Problem statement: In your copy, leave out the pictures; write out all the data exactly.

-- START Supplied records --

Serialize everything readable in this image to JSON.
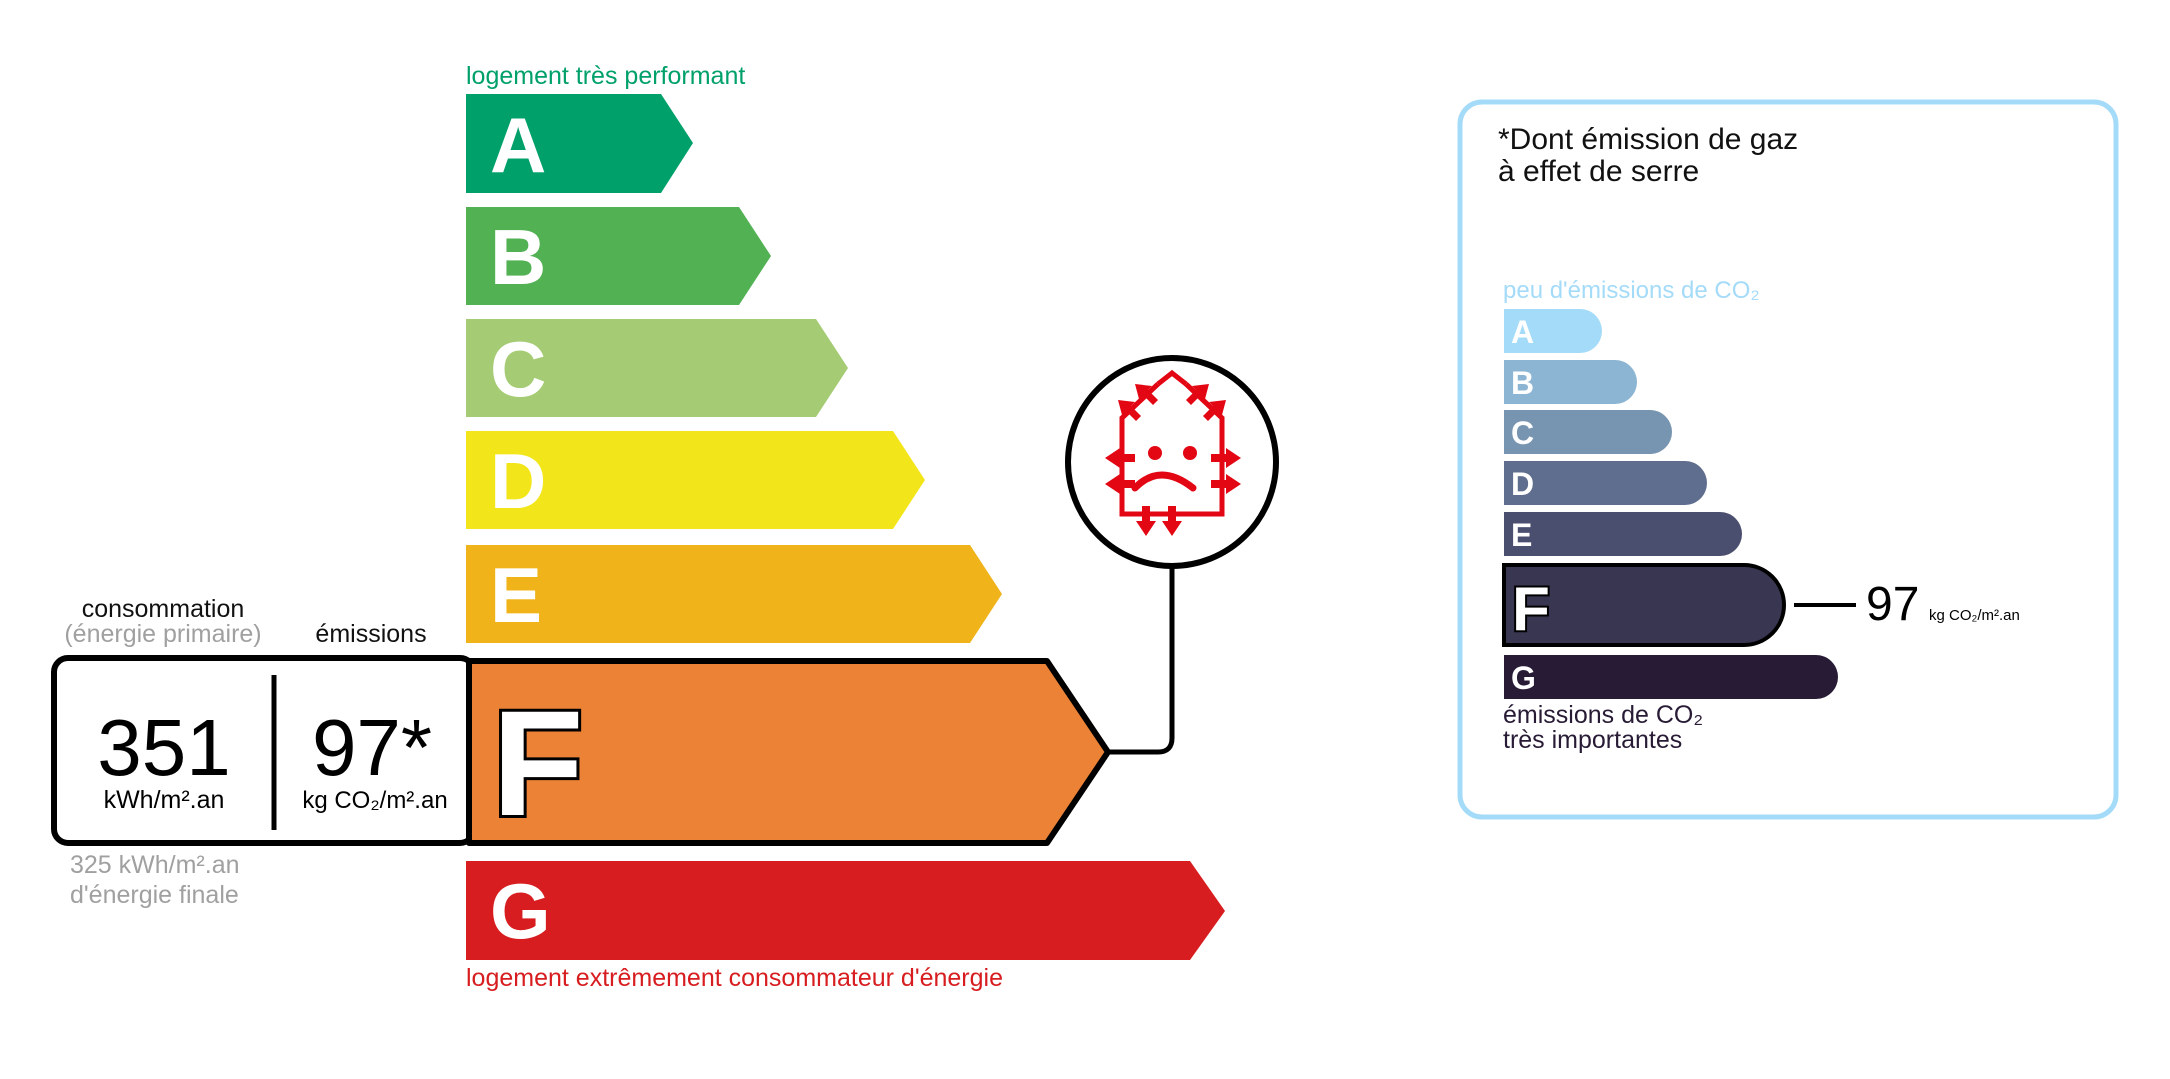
{
  "energy": {
    "top_label": "logement très performant",
    "bottom_label": "logement extrêmement consommateur d'énergie",
    "classes": [
      {
        "letter": "A",
        "color": "#00a06b"
      },
      {
        "letter": "B",
        "color": "#52b153"
      },
      {
        "letter": "C",
        "color": "#a5cc74"
      },
      {
        "letter": "D",
        "color": "#f2e61a"
      },
      {
        "letter": "E",
        "color": "#f0b41a"
      },
      {
        "letter": "F",
        "color": "#eb8235"
      },
      {
        "letter": "G",
        "color": "#d71d1f"
      }
    ],
    "current_class": "F",
    "consumption_label": "consommation",
    "consumption_sub": "(énergie primaire)",
    "emissions_label": "émissions",
    "consumption_value": "351",
    "consumption_unit": "kWh/m².an",
    "emissions_value": "97*",
    "emissions_unit": "kg CO₂/m².an",
    "final_energy_value": "325 kWh/m².an",
    "final_energy_label": "d'énergie finale",
    "icon": "house-energy-loss-sad-icon"
  },
  "ges": {
    "title_line1": "*Dont émission de gaz",
    "title_line2": "à effet de serre",
    "top_label": "peu d'émissions de CO₂",
    "bottom_label_line1": "émissions de CO₂",
    "bottom_label_line2": "très importantes",
    "classes": [
      {
        "letter": "A",
        "color": "#a4dbf8"
      },
      {
        "letter": "B",
        "color": "#8cb4d3"
      },
      {
        "letter": "C",
        "color": "#7794b1"
      },
      {
        "letter": "D",
        "color": "#5f6e8e"
      },
      {
        "letter": "E",
        "color": "#4b4f6f"
      },
      {
        "letter": "F",
        "color": "#383651"
      },
      {
        "letter": "G",
        "color": "#281b35"
      }
    ],
    "current_class": "F",
    "value": "97",
    "unit": "kg CO₂/m².an",
    "border_color": "#a4dbf8"
  }
}
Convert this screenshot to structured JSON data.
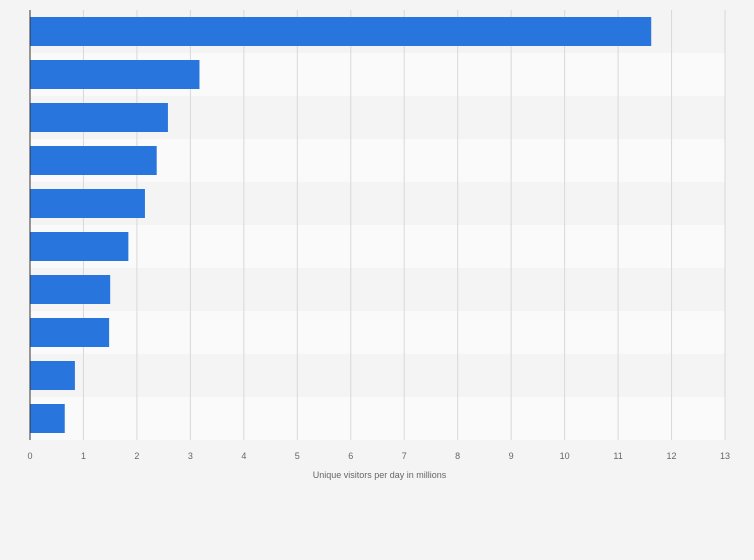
{
  "chart_data": {
    "type": "bar",
    "orientation": "horizontal",
    "categories": [
      "",
      "",
      "",
      "",
      "",
      "",
      "",
      "",
      "",
      ""
    ],
    "values": [
      11.62,
      3.17,
      2.58,
      2.37,
      2.15,
      1.84,
      1.5,
      1.48,
      0.84,
      0.65
    ],
    "xlabel": "Unique visitors per day in millions",
    "ylabel": "",
    "xlim": [
      0,
      13
    ],
    "xticks": [
      "0",
      "1",
      "2",
      "3",
      "4",
      "5",
      "6",
      "7",
      "8",
      "9",
      "10",
      "11",
      "12",
      "13"
    ],
    "grid": "vertical",
    "bar_color": "#2876dd",
    "band_colors": [
      "#f4f4f4",
      "#fafafa"
    ]
  }
}
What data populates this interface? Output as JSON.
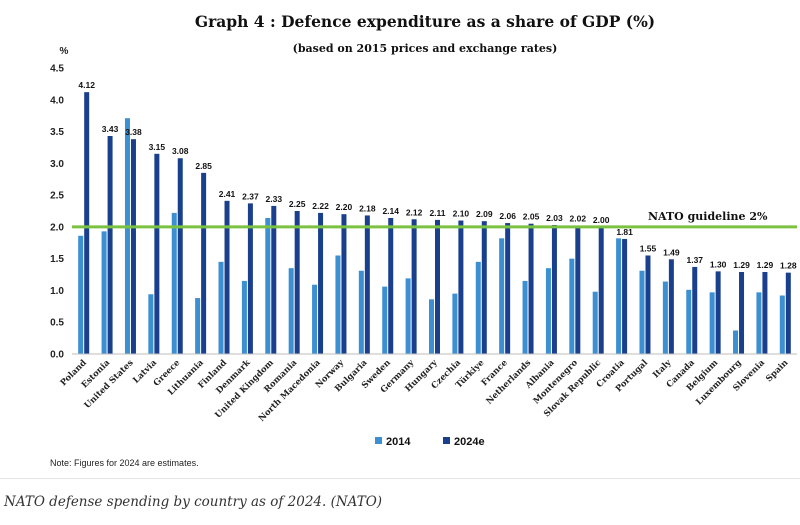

-- END Supplied records --

Exercise response:
Serialize everything readable in this image to JSON.
{
  "energy": {
    "top_label": "logement très performant",
    "bottom_label": "logement extrêmement consommateur d'énergie",
    "classes": [
      {
        "letter": "A",
        "color": "#00a06b"
      },
      {
        "letter": "B",
        "color": "#52b153"
      },
      {
        "letter": "C",
        "color": "#a5cc74"
      },
      {
        "letter": "D",
        "color": "#f2e61a"
      },
      {
        "letter": "E",
        "color": "#f0b41a"
      },
      {
        "letter": "F",
        "color": "#eb8235"
      },
      {
        "letter": "G",
        "color": "#d71d1f"
      }
    ],
    "current_class": "F",
    "consumption_label": "consommation",
    "consumption_sub": "(énergie primaire)",
    "emissions_label": "émissions",
    "consumption_value": "351",
    "consumption_unit": "kWh/m².an",
    "emissions_value": "97*",
    "emissions_unit": "kg CO₂/m².an",
    "final_energy_value": "325 kWh/m².an",
    "final_energy_label": "d'énergie finale",
    "icon": "house-energy-loss-sad-icon"
  },
  "ges": {
    "title_line1": "*Dont émission de gaz",
    "title_line2": "à effet de serre",
    "top_label": "peu d'émissions de CO₂",
    "bottom_label_line1": "émissions de CO₂",
    "bottom_label_line2": "très importantes",
    "classes": [
      {
        "letter": "A",
        "color": "#a4dbf8"
      },
      {
        "letter": "B",
        "color": "#8cb4d3"
      },
      {
        "letter": "C",
        "color": "#7794b1"
      },
      {
        "letter": "D",
        "color": "#5f6e8e"
      },
      {
        "letter": "E",
        "color": "#4b4f6f"
      },
      {
        "letter": "F",
        "color": "#383651"
      },
      {
        "letter": "G",
        "color": "#281b35"
      }
    ],
    "current_class": "F",
    "value": "97",
    "unit": "kg CO₂/m².an",
    "border_color": "#a4dbf8"
  }
}
Convert this screenshot to structured JSON data.
{
  "chart_data": {
    "type": "bar",
    "orientation": "horizontal",
    "categories": [
      "",
      "",
      "",
      "",
      "",
      "",
      "",
      "",
      "",
      ""
    ],
    "values": [
      11.62,
      3.17,
      2.58,
      2.37,
      2.15,
      1.84,
      1.5,
      1.48,
      0.84,
      0.65
    ],
    "xlabel": "Unique visitors per day in millions",
    "ylabel": "",
    "xlim": [
      0,
      13
    ],
    "xticks": [
      "0",
      "1",
      "2",
      "3",
      "4",
      "5",
      "6",
      "7",
      "8",
      "9",
      "10",
      "11",
      "12",
      "13"
    ],
    "grid": "vertical",
    "bar_color": "#2876dd",
    "band_colors": [
      "#f4f4f4",
      "#fafafa"
    ]
  }
}
What data populates this interface? Output as JSON.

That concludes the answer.